#### Required work
Below are records to be output exactly, every one of them.
— Begin Given data —
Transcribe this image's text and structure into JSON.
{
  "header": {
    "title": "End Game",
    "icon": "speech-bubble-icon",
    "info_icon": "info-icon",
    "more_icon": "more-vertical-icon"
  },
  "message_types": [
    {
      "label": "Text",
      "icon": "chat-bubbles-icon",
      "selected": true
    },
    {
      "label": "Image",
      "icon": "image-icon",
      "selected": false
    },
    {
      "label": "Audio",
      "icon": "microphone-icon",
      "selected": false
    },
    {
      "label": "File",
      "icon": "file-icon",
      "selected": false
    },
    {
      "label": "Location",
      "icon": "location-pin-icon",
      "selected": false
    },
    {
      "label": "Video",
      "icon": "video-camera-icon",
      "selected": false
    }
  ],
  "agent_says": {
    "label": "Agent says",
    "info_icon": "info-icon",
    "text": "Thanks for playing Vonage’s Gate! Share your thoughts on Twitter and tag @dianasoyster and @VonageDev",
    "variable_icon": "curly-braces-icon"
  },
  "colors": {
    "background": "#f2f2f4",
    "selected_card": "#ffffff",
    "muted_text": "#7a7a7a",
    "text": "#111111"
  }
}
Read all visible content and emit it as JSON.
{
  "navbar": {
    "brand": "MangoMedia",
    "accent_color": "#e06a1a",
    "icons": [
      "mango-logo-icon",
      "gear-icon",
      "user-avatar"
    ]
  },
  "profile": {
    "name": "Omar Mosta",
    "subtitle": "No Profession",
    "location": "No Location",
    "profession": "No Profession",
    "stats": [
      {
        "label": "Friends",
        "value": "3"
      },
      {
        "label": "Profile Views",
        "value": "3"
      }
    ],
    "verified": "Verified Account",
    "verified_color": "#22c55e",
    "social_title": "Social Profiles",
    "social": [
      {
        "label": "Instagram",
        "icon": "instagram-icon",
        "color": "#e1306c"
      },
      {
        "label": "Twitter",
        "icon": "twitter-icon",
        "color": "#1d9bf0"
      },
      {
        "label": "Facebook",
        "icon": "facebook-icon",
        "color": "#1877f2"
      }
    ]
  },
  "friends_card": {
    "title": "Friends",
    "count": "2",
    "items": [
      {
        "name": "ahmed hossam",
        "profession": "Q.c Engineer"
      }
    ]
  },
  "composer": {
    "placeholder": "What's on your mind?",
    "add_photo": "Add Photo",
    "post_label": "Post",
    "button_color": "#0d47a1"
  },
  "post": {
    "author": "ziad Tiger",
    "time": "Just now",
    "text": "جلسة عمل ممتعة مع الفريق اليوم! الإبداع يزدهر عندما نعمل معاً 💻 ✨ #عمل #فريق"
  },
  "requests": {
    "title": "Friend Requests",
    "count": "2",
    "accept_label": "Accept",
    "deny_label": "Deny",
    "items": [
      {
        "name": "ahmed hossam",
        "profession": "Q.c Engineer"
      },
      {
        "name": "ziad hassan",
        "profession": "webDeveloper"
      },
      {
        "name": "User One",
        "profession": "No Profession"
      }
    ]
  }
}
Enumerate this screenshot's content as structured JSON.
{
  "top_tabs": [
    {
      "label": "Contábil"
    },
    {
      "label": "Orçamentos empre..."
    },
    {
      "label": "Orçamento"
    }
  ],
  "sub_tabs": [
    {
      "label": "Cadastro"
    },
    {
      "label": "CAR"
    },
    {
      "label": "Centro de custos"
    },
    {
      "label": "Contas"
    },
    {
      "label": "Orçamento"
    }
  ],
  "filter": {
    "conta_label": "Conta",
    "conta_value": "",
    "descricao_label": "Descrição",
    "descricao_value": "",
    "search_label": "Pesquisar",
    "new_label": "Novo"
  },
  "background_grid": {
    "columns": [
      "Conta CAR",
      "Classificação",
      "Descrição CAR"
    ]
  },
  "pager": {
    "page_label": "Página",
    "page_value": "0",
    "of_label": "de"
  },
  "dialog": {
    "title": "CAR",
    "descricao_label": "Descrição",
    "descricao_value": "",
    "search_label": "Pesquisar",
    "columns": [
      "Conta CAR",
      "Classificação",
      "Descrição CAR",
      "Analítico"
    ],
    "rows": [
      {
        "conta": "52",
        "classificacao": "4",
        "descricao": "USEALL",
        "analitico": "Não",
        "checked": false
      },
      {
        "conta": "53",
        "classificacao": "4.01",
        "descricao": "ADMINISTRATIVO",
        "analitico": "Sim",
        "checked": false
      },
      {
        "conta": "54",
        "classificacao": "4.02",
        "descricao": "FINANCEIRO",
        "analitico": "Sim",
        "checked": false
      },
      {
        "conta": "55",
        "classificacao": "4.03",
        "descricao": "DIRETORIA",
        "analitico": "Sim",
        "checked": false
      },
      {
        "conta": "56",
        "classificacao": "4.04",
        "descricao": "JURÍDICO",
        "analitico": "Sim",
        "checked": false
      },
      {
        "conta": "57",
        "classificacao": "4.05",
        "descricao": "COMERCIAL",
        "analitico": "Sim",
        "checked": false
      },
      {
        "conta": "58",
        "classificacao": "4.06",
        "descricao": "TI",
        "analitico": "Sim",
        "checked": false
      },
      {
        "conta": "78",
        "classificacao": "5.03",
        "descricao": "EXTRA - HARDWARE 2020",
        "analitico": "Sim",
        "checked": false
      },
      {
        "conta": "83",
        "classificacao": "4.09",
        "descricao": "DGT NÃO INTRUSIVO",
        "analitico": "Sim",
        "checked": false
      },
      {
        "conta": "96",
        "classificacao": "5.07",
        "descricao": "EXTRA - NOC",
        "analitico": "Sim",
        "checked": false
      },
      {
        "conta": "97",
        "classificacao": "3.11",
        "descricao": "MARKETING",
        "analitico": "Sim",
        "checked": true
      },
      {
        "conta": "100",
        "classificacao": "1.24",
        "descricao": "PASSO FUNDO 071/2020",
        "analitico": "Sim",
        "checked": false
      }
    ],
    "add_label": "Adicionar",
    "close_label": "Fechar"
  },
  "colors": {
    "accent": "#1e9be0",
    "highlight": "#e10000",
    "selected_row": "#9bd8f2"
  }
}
— End Given data —
#### Solution
Transcribe this image's text and structure into JSON.
{
  "header": {
    "title": "End Game",
    "icon": "speech-bubble-icon",
    "info_icon": "info-icon",
    "more_icon": "more-vertical-icon"
  },
  "message_types": [
    {
      "label": "Text",
      "icon": "chat-bubbles-icon",
      "selected": true
    },
    {
      "label": "Image",
      "icon": "image-icon",
      "selected": false
    },
    {
      "label": "Audio",
      "icon": "microphone-icon",
      "selected": false
    },
    {
      "label": "File",
      "icon": "file-icon",
      "selected": false
    },
    {
      "label": "Location",
      "icon": "location-pin-icon",
      "selected": false
    },
    {
      "label": "Video",
      "icon": "video-camera-icon",
      "selected": false
    }
  ],
  "agent_says": {
    "label": "Agent says",
    "info_icon": "info-icon",
    "text": "Thanks for playing Vonage’s Gate! Share your thoughts on Twitter and tag @dianasoyster and @VonageDev",
    "variable_icon": "curly-braces-icon"
  },
  "colors": {
    "background": "#f2f2f4",
    "selected_card": "#ffffff",
    "muted_text": "#7a7a7a",
    "text": "#111111"
  }
}
Read all visible content and emit it as JSON.
{
  "navbar": {
    "brand": "MangoMedia",
    "accent_color": "#e06a1a",
    "icons": [
      "mango-logo-icon",
      "gear-icon",
      "user-avatar"
    ]
  },
  "profile": {
    "name": "Omar Mosta",
    "subtitle": "No Profession",
    "location": "No Location",
    "profession": "No Profession",
    "stats": [
      {
        "label": "Friends",
        "value": "3"
      },
      {
        "label": "Profile Views",
        "value": "3"
      }
    ],
    "verified": "Verified Account",
    "verified_color": "#22c55e",
    "social_title": "Social Profiles",
    "social": [
      {
        "label": "Instagram",
        "icon": "instagram-icon",
        "color": "#e1306c"
      },
      {
        "label": "Twitter",
        "icon": "twitter-icon",
        "color": "#1d9bf0"
      },
      {
        "label": "Facebook",
        "icon": "facebook-icon",
        "color": "#1877f2"
      }
    ]
  },
  "friends_card": {
    "title": "Friends",
    "count": "2",
    "items": [
      {
        "name": "ahmed hossam",
        "profession": "Q.c Engineer"
      }
    ]
  },
  "composer": {
    "placeholder": "What's on your mind?",
    "add_photo": "Add Photo",
    "post_label": "Post",
    "button_color": "#0d47a1"
  },
  "post": {
    "author": "ziad Tiger",
    "time": "Just now",
    "text": "جلسة عمل ممتعة مع الفريق اليوم! الإبداع يزدهر عندما نعمل معاً 💻 ✨ #عمل #فريق"
  },
  "requests": {
    "title": "Friend Requests",
    "count": "2",
    "accept_label": "Accept",
    "deny_label": "Deny",
    "items": [
      {
        "name": "ahmed hossam",
        "profession": "Q.c Engineer"
      },
      {
        "name": "ziad hassan",
        "profession": "webDeveloper"
      },
      {
        "name": "User One",
        "profession": "No Profession"
      }
    ]
  }
}
Enumerate this screenshot's content as structured JSON.
{
  "top_tabs": [
    {
      "label": "Contábil"
    },
    {
      "label": "Orçamentos empre..."
    },
    {
      "label": "Orçamento"
    }
  ],
  "sub_tabs": [
    {
      "label": "Cadastro"
    },
    {
      "label": "CAR"
    },
    {
      "label": "Centro de custos"
    },
    {
      "label": "Contas"
    },
    {
      "label": "Orçamento"
    }
  ],
  "filter": {
    "conta_label": "Conta",
    "conta_value": "",
    "descricao_label": "Descrição",
    "descricao_value": "",
    "search_label": "Pesquisar",
    "new_label": "Novo"
  },
  "background_grid": {
    "columns": [
      "Conta CAR",
      "Classificação",
      "Descrição CAR"
    ]
  },
  "pager": {
    "page_label": "Página",
    "page_value": "0",
    "of_label": "de"
  },
  "dialog": {
    "title": "CAR",
    "descricao_label": "Descrição",
    "descricao_value": "",
    "search_label": "Pesquisar",
    "columns": [
      "Conta CAR",
      "Classificação",
      "Descrição CAR",
      "Analítico"
    ],
    "rows": [
      {
        "conta": "52",
        "classificacao": "4",
        "descricao": "USEALL",
        "analitico": "Não",
        "checked": false
      },
      {
        "conta": "53",
        "classificacao": "4.01",
        "descricao": "ADMINISTRATIVO",
        "analitico": "Sim",
        "checked": false
      },
      {
        "conta": "54",
        "classificacao": "4.02",
        "descricao": "FINANCEIRO",
        "analitico": "Sim",
        "checked": false
      },
      {
        "conta": "55",
        "classificacao": "4.03",
        "descricao": "DIRETORIA",
        "analitico": "Sim",
        "checked": false
      },
      {
        "conta": "56",
        "classificacao": "4.04",
        "descricao": "JURÍDICO",
        "analitico": "Sim",
        "checked": false
      },
      {
        "conta": "57",
        "classificacao": "4.05",
        "descricao": "COMERCIAL",
        "analitico": "Sim",
        "checked": false
      },
      {
        "conta": "58",
        "classificacao": "4.06",
        "descricao": "TI",
        "analitico": "Sim",
        "checked": false
      },
      {
        "conta": "78",
        "classificacao": "5.03",
        "descricao": "EXTRA - HARDWARE 2020",
        "analitico": "Sim",
        "checked": false
      },
      {
        "conta": "83",
        "classificacao": "4.09",
        "descricao": "DGT NÃO INTRUSIVO",
        "analitico": "Sim",
        "checked": false
      },
      {
        "conta": "96",
        "classificacao": "5.07",
        "descricao": "EXTRA - NOC",
        "analitico": "Sim",
        "checked": false
      },
      {
        "conta": "97",
        "classificacao": "3.11",
        "descricao": "MARKETING",
        "analitico": "Sim",
        "checked": true
      },
      {
        "conta": "100",
        "classificacao": "1.24",
        "descricao": "PASSO FUNDO 071/2020",
        "analitico": "Sim",
        "checked": false
      }
    ],
    "add_label": "Adicionar",
    "close_label": "Fechar"
  },
  "colors": {
    "accent": "#1e9be0",
    "highlight": "#e10000",
    "selected_row": "#9bd8f2"
  }
}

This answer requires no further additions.